- Direction:
Copy out every record below, word for word.
● ● ● ● ●
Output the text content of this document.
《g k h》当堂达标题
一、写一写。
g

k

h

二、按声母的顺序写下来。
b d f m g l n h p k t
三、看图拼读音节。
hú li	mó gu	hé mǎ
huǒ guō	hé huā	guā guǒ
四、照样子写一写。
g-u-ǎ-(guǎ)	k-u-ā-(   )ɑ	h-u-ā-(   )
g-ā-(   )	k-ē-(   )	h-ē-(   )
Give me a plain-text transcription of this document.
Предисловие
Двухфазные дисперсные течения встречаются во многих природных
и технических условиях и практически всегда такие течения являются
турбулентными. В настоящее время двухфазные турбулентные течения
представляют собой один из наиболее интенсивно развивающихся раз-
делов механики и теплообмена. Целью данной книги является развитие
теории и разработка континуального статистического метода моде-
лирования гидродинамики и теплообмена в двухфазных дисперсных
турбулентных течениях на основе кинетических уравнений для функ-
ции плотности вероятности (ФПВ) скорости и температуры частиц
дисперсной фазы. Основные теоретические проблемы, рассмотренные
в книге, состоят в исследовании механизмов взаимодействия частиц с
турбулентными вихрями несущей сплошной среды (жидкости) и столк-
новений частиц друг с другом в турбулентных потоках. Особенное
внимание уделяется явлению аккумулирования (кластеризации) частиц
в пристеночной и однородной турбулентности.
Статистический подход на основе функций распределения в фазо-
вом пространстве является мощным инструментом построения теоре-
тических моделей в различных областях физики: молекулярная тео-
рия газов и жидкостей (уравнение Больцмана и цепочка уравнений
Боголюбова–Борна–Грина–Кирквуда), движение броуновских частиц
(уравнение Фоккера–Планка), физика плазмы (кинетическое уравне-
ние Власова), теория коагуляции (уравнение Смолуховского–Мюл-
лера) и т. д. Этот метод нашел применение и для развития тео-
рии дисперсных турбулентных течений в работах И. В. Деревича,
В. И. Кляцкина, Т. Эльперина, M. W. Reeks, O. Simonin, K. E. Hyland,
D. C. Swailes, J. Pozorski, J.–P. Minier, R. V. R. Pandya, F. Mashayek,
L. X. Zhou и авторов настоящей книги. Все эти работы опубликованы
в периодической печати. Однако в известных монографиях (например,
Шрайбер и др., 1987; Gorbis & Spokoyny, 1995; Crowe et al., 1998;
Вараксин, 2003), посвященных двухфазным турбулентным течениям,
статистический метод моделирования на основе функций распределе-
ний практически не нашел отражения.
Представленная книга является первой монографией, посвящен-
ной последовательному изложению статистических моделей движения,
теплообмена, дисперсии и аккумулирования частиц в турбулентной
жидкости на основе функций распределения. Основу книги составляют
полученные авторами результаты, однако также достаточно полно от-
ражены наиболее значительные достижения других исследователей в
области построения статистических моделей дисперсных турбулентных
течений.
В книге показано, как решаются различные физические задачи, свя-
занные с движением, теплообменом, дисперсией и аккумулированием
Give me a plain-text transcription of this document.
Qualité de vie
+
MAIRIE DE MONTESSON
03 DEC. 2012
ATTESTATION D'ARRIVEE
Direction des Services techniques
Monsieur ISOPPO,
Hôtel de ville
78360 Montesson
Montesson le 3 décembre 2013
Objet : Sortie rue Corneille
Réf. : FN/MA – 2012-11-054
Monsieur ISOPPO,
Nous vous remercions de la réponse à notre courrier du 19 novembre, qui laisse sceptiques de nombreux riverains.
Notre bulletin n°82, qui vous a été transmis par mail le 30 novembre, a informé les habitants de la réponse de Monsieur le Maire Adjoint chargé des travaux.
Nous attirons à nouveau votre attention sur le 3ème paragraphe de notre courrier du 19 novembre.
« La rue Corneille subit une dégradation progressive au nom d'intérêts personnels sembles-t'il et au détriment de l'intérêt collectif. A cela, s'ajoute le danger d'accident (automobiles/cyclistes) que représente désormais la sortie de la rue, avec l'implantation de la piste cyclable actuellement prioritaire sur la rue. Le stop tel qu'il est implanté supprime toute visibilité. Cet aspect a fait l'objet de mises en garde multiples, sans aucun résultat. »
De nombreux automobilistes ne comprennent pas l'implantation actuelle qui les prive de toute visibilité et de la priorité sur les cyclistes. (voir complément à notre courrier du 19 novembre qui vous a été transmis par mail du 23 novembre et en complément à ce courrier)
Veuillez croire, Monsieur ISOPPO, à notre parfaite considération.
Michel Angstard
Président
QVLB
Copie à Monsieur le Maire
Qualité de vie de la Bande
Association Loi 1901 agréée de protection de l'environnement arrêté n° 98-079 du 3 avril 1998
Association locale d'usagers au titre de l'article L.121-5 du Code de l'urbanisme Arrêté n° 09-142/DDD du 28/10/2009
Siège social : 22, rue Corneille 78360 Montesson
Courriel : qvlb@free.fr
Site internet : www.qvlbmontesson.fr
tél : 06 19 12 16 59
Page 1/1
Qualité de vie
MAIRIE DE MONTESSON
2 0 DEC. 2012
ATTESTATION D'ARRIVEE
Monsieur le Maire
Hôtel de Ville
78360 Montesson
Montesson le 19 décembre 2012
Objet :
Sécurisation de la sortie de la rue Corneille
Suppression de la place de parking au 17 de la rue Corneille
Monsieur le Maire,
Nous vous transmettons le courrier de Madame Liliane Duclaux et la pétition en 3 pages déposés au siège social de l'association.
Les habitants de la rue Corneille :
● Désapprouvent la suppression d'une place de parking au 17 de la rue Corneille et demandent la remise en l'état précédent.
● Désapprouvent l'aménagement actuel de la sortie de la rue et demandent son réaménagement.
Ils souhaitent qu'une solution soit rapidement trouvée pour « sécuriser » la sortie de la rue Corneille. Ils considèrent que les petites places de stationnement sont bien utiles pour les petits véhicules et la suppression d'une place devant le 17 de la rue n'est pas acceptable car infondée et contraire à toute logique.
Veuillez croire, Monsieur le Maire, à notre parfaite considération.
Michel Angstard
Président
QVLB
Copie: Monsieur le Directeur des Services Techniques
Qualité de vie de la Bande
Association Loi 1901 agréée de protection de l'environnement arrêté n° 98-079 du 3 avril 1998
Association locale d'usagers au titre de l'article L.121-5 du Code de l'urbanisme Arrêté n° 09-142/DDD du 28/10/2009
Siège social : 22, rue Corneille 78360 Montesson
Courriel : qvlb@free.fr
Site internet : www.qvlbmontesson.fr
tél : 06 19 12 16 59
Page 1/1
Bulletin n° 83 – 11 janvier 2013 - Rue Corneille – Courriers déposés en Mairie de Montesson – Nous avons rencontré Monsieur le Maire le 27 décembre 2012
● ● ● ● ●
- Solved exercise:
Output the text content of this document.
《g k h》当堂达标题
一、写一写。
g

k

h

二、按声母的顺序写下来。
b d f m g l n h p k t
三、看图拼读音节。
hú li	mó gu	hé mǎ
huǒ guō	hé huā	guā guǒ
四、照样子写一写。
g-u-ǎ-(guǎ)	k-u-ā-(   )ɑ	h-u-ā-(   )
g-ā-(   )	k-ē-(   )	h-ē-(   )
Give me a plain-text transcription of this document.
Предисловие
Двухфазные дисперсные течения встречаются во многих природных
и технических условиях и практически всегда такие течения являются
турбулентными. В настоящее время двухфазные турбулентные течения
представляют собой один из наиболее интенсивно развивающихся раз-
делов механики и теплообмена. Целью данной книги является развитие
теории и разработка континуального статистического метода моде-
лирования гидродинамики и теплообмена в двухфазных дисперсных
турбулентных течениях на основе кинетических уравнений для функ-
ции плотности вероятности (ФПВ) скорости и температуры частиц
дисперсной фазы. Основные теоретические проблемы, рассмотренные
в книге, состоят в исследовании механизмов взаимодействия частиц с
турбулентными вихрями несущей сплошной среды (жидкости) и столк-
новений частиц друг с другом в турбулентных потоках. Особенное
внимание уделяется явлению аккумулирования (кластеризации) частиц
в пристеночной и однородной турбулентности.
Статистический подход на основе функций распределения в фазо-
вом пространстве является мощным инструментом построения теоре-
тических моделей в различных областях физики: молекулярная тео-
рия газов и жидкостей (уравнение Больцмана и цепочка уравнений
Боголюбова–Борна–Грина–Кирквуда), движение броуновских частиц
(уравнение Фоккера–Планка), физика плазмы (кинетическое уравне-
ние Власова), теория коагуляции (уравнение Смолуховского–Мюл-
лера) и т. д. Этот метод нашел применение и для развития тео-
рии дисперсных турбулентных течений в работах И. В. Деревича,
В. И. Кляцкина, Т. Эльперина, M. W. Reeks, O. Simonin, K. E. Hyland,
D. C. Swailes, J. Pozorski, J.–P. Minier, R. V. R. Pandya, F. Mashayek,
L. X. Zhou и авторов настоящей книги. Все эти работы опубликованы
в периодической печати. Однако в известных монографиях (например,
Шрайбер и др., 1987; Gorbis & Spokoyny, 1995; Crowe et al., 1998;
Вараксин, 2003), посвященных двухфазным турбулентным течениям,
статистический метод моделирования на основе функций распределе-
ний практически не нашел отражения.
Представленная книга является первой монографией, посвящен-
ной последовательному изложению статистических моделей движения,
теплообмена, дисперсии и аккумулирования частиц в турбулентной
жидкости на основе функций распределения. Основу книги составляют
полученные авторами результаты, однако также достаточно полно от-
ражены наиболее значительные достижения других исследователей в
области построения статистических моделей дисперсных турбулентных
течений.
В книге показано, как решаются различные физические задачи, свя-
занные с движением, теплообменом, дисперсией и аккумулированием
Give me a plain-text transcription of this document.
Qualité de vie
+
MAIRIE DE MONTESSON
03 DEC. 2012
ATTESTATION D'ARRIVEE
Direction des Services techniques
Monsieur ISOPPO,
Hôtel de ville
78360 Montesson
Montesson le 3 décembre 2013
Objet : Sortie rue Corneille
Réf. : FN/MA – 2012-11-054
Monsieur ISOPPO,
Nous vous remercions de la réponse à notre courrier du 19 novembre, qui laisse sceptiques de nombreux riverains.
Notre bulletin n°82, qui vous a été transmis par mail le 30 novembre, a informé les habitants de la réponse de Monsieur le Maire Adjoint chargé des travaux.
Nous attirons à nouveau votre attention sur le 3ème paragraphe de notre courrier du 19 novembre.
« La rue Corneille subit une dégradation progressive au nom d'intérêts personnels sembles-t'il et au détriment de l'intérêt collectif. A cela, s'ajoute le danger d'accident (automobiles/cyclistes) que représente désormais la sortie de la rue, avec l'implantation de la piste cyclable actuellement prioritaire sur la rue. Le stop tel qu'il est implanté supprime toute visibilité. Cet aspect a fait l'objet de mises en garde multiples, sans aucun résultat. »
De nombreux automobilistes ne comprennent pas l'implantation actuelle qui les prive de toute visibilité et de la priorité sur les cyclistes. (voir complément à notre courrier du 19 novembre qui vous a été transmis par mail du 23 novembre et en complément à ce courrier)
Veuillez croire, Monsieur ISOPPO, à notre parfaite considération.
Michel Angstard
Président
QVLB
Copie à Monsieur le Maire
Qualité de vie de la Bande
Association Loi 1901 agréée de protection de l'environnement arrêté n° 98-079 du 3 avril 1998
Association locale d'usagers au titre de l'article L.121-5 du Code de l'urbanisme Arrêté n° 09-142/DDD du 28/10/2009
Siège social : 22, rue Corneille 78360 Montesson
Courriel : qvlb@free.fr
Site internet : www.qvlbmontesson.fr
tél : 06 19 12 16 59
Page 1/1
Qualité de vie
MAIRIE DE MONTESSON
2 0 DEC. 2012
ATTESTATION D'ARRIVEE
Monsieur le Maire
Hôtel de Ville
78360 Montesson
Montesson le 19 décembre 2012
Objet :
Sécurisation de la sortie de la rue Corneille
Suppression de la place de parking au 17 de la rue Corneille
Monsieur le Maire,
Nous vous transmettons le courrier de Madame Liliane Duclaux et la pétition en 3 pages déposés au siège social de l'association.
Les habitants de la rue Corneille :
● Désapprouvent la suppression d'une place de parking au 17 de la rue Corneille et demandent la remise en l'état précédent.
● Désapprouvent l'aménagement actuel de la sortie de la rue et demandent son réaménagement.
Ils souhaitent qu'une solution soit rapidement trouvée pour « sécuriser » la sortie de la rue Corneille. Ils considèrent que les petites places de stationnement sont bien utiles pour les petits véhicules et la suppression d'une place devant le 17 de la rue n'est pas acceptable car infondée et contraire à toute logique.
Veuillez croire, Monsieur le Maire, à notre parfaite considération.
Michel Angstard
Président
QVLB
Copie: Monsieur le Directeur des Services Techniques
Qualité de vie de la Bande
Association Loi 1901 agréée de protection de l'environnement arrêté n° 98-079 du 3 avril 1998
Association locale d'usagers au titre de l'article L.121-5 du Code de l'urbanisme Arrêté n° 09-142/DDD du 28/10/2009
Siège social : 22, rue Corneille 78360 Montesson
Courriel : qvlb@free.fr
Site internet : www.qvlbmontesson.fr
tél : 06 19 12 16 59
Page 1/1
Bulletin n° 83 – 11 janvier 2013 - Rue Corneille – Courriers déposés en Mairie de Montesson – Nous avons rencontré Monsieur le Maire le 27 décembre 2012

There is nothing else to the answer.